══ Given entries ══

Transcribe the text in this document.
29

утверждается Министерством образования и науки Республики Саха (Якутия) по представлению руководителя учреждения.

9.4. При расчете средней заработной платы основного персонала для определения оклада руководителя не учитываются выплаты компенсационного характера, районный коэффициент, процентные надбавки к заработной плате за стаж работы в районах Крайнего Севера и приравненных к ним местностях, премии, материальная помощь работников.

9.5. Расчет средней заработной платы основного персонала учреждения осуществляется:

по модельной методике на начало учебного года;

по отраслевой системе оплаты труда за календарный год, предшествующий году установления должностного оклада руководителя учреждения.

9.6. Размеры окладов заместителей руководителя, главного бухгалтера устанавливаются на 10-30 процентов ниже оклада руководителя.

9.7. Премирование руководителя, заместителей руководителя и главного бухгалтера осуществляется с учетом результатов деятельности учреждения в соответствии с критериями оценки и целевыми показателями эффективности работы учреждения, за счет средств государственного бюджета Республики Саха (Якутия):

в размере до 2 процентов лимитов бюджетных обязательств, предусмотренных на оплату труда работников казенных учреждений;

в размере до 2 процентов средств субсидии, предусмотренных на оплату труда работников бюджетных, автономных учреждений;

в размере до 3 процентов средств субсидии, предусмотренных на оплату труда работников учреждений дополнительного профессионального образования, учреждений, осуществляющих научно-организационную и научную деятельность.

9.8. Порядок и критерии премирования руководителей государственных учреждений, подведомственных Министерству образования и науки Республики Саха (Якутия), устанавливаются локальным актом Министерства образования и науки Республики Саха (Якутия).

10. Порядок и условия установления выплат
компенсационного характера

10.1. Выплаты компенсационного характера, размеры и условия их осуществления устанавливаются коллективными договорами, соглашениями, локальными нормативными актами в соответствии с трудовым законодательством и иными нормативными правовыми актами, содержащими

═══

== Instruction ==
Output the full listing without altering anything.

== Answer below ==
Transcribe the text in this document.
29

утверждается Министерством образования и науки Республики Саха (Якутия) по представлению руководителя учреждения.

9.4. При расчете средней заработной платы основного персонала для определения оклада руководителя не учитываются выплаты компенсационного характера, районный коэффициент, процентные надбавки к заработной плате за стаж работы в районах Крайнего Севера и приравненных к ним местностях, премии, материальная помощь работников.

9.5. Расчет средней заработной платы основного персонала учреждения осуществляется:

по модельной методике на начало учебного года;

по отраслевой системе оплаты труда за календарный год, предшествующий году установления должностного оклада руководителя учреждения.

9.6. Размеры окладов заместителей руководителя, главного бухгалтера устанавливаются на 10-30 процентов ниже оклада руководителя.

9.7. Премирование руководителя, заместителей руководителя и главного бухгалтера осуществляется с учетом результатов деятельности учреждения в соответствии с критериями оценки и целевыми показателями эффективности работы учреждения, за счет средств государственного бюджета Республики Саха (Якутия):

в размере до 2 процентов лимитов бюджетных обязательств, предусмотренных на оплату труда работников казенных учреждений;

в размере до 2 процентов средств субсидии, предусмотренных на оплату труда работников бюджетных, автономных учреждений;

в размере до 3 процентов средств субсидии, предусмотренных на оплату труда работников учреждений дополнительного профессионального образования, учреждений, осуществляющих научно-организационную и научную деятельность.

9.8. Порядок и критерии премирования руководителей государственных учреждений, подведомственных Министерству образования и науки Республики Саха (Якутия), устанавливаются локальным актом Министерства образования и науки Республики Саха (Якутия).

10. Порядок и условия установления выплат
компенсационного характера

10.1. Выплаты компенсационного характера, размеры и условия их осуществления устанавливаются коллективными договорами, соглашениями, локальными нормативными актами в соответствии с трудовым законодательством и иными нормативными правовыми актами, содержащими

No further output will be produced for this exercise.